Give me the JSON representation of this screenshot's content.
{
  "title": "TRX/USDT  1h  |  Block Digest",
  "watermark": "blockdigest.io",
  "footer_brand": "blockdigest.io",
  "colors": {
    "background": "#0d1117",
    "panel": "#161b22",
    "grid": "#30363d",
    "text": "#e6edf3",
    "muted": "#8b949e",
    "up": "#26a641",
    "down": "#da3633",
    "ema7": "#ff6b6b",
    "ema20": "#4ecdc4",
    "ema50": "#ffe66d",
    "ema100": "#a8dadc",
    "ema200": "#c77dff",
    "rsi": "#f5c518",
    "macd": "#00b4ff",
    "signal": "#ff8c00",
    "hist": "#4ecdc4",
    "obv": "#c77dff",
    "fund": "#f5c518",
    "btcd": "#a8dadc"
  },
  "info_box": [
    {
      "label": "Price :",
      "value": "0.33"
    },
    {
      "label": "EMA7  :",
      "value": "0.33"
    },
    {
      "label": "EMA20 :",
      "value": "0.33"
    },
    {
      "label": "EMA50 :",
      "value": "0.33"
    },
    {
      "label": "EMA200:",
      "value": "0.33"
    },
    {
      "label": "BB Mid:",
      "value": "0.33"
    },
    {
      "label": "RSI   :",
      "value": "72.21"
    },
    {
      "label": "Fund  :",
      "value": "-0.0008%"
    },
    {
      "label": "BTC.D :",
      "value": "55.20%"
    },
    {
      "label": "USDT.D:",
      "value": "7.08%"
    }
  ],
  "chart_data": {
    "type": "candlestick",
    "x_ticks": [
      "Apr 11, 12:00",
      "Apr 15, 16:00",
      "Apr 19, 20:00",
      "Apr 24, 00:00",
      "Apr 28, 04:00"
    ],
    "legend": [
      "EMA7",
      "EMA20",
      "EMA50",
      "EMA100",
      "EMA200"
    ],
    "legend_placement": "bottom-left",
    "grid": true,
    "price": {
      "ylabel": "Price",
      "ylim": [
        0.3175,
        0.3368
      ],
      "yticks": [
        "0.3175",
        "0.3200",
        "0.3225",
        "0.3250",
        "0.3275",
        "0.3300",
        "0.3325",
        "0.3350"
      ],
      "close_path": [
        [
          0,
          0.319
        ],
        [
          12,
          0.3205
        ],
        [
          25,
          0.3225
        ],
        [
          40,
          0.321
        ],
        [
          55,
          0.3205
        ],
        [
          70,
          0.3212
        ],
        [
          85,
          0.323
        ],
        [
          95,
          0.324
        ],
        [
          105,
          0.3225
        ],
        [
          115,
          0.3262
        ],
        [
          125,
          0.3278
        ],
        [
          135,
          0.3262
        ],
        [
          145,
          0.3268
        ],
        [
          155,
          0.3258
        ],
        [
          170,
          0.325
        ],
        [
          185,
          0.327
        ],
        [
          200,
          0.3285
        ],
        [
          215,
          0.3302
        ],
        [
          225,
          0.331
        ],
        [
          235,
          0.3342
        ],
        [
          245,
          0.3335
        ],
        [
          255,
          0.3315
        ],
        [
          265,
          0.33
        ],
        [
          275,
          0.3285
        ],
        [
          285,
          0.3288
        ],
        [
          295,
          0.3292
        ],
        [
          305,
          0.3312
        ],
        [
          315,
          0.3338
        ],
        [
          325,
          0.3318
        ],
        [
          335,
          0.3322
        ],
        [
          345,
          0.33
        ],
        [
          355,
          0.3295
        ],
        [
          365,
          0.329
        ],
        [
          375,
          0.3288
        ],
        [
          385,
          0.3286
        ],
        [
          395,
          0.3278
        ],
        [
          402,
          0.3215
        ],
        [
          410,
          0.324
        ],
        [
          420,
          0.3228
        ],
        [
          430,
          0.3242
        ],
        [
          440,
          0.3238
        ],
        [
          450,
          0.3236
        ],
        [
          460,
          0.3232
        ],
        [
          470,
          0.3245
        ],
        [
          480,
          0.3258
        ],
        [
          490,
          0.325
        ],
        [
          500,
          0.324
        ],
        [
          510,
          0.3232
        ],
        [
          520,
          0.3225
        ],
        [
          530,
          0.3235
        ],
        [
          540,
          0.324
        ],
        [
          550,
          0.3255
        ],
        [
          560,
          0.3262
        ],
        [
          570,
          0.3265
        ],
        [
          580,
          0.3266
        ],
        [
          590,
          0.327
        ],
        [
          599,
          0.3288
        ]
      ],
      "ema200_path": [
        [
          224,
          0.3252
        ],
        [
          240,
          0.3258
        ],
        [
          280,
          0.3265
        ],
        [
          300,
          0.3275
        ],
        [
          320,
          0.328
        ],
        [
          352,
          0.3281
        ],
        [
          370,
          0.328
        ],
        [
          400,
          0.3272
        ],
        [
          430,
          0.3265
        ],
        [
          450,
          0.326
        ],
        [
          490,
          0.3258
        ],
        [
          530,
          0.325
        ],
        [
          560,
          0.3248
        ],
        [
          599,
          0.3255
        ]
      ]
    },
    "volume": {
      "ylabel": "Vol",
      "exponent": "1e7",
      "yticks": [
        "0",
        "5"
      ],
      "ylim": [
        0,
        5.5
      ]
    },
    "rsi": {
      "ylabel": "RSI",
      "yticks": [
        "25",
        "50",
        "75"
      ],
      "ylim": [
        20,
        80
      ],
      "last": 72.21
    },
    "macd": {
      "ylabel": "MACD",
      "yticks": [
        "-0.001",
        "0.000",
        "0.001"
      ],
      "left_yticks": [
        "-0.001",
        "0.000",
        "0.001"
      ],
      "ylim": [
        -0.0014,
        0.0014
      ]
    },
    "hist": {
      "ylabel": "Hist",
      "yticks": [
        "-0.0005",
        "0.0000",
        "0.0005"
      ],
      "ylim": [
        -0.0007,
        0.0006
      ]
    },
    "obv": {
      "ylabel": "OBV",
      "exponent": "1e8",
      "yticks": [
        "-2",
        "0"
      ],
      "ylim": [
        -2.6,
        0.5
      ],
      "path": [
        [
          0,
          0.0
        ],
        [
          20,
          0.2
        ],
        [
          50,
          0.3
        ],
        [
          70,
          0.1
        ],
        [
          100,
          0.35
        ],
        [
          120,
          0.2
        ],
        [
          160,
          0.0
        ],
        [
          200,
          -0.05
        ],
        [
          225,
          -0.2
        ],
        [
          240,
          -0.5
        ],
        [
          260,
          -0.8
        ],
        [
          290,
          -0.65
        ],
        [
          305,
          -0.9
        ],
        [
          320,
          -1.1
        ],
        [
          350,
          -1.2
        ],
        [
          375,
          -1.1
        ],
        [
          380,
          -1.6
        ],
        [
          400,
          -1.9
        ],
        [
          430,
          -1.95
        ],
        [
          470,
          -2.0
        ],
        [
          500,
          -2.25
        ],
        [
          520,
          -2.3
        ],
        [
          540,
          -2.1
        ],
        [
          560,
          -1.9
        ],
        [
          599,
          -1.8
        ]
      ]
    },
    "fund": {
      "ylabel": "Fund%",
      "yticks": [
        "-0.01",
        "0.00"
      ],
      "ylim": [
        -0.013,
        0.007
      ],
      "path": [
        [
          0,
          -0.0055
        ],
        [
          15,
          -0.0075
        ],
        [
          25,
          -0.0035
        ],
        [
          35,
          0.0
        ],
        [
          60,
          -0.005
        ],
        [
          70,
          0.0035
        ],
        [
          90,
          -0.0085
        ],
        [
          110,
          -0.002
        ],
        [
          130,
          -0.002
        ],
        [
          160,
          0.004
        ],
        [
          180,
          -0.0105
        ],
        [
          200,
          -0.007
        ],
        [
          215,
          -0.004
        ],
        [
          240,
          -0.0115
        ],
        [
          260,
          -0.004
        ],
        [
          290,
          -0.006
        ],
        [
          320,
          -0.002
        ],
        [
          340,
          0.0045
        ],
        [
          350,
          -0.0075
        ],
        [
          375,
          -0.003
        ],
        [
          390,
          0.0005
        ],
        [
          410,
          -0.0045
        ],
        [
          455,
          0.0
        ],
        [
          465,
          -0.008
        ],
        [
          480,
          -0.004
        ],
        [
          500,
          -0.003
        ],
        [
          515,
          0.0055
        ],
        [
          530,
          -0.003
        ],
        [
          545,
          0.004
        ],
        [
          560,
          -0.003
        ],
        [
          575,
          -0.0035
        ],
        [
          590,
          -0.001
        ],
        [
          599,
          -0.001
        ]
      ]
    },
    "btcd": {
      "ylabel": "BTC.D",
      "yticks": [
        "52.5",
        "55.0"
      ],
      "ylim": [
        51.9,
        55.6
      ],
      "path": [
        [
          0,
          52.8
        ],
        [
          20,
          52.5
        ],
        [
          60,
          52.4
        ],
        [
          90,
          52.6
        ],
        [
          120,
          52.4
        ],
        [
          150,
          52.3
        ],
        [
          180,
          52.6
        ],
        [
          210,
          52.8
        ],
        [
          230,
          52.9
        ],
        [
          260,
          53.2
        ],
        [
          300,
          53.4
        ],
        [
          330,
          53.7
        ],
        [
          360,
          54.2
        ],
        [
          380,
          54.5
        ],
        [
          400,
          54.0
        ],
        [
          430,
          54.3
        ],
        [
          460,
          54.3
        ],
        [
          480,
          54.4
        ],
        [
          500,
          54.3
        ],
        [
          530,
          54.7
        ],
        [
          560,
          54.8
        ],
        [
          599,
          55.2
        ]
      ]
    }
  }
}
====================
- _Task prompt_
Collect the lines of the records that include the string "ylabel".

- _Problem solution_
      "ylabel": "Price",
      "ylabel": "Vol",
      "ylabel": "RSI",
      "ylabel": "MACD",
      "ylabel": "Hist",
      "ylabel": "OBV",
      "ylabel": "Fund%",
      "ylabel": "BTC.D",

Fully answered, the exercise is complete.